> **Short task**:
In the records that follow, show each line where the word "структурного" is present.
————————
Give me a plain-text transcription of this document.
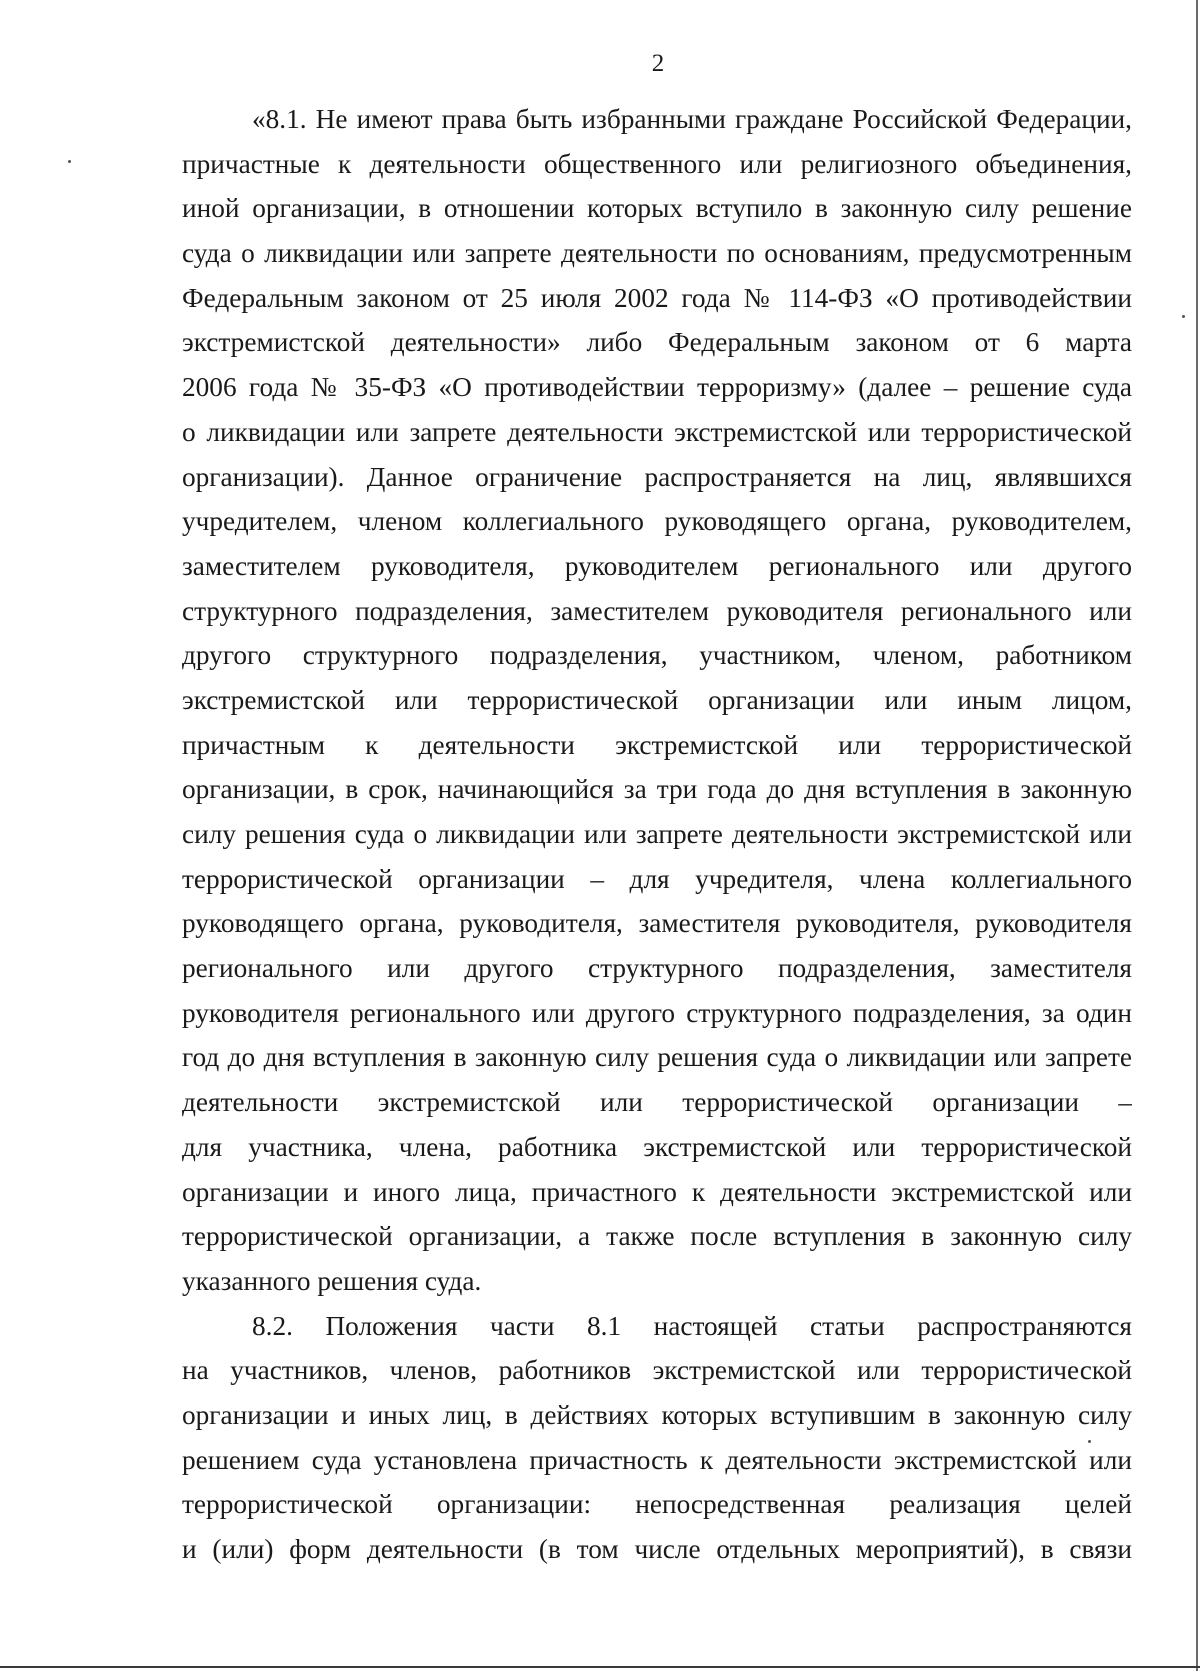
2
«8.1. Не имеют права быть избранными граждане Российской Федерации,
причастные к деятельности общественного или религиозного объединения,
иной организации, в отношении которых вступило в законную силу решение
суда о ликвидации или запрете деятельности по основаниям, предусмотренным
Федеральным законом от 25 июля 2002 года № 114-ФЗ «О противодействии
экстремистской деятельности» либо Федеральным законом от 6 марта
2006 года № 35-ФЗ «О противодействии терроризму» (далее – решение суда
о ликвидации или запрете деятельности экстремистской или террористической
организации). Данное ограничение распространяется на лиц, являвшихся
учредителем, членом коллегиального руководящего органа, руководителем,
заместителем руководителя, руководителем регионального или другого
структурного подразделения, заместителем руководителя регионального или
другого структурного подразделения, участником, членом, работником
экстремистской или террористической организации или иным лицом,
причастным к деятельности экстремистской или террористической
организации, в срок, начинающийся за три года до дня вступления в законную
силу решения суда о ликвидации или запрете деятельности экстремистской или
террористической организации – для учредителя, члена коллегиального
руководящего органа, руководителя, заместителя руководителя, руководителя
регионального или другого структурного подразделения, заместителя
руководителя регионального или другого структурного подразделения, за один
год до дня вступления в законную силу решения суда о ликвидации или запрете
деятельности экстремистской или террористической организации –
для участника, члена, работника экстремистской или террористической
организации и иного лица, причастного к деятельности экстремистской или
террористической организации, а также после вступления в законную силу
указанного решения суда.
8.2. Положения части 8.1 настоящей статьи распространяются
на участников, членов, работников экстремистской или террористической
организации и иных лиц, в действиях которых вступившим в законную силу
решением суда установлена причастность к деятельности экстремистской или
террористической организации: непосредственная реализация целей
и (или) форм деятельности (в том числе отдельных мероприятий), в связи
————————
> **Output of the task**:
структурного подразделения, заместителем руководителя регионального или
другого структурного подразделения, участником, членом, работником
регионального или другого структурного подразделения, заместителя
руководителя регионального или другого структурного подразделения, за один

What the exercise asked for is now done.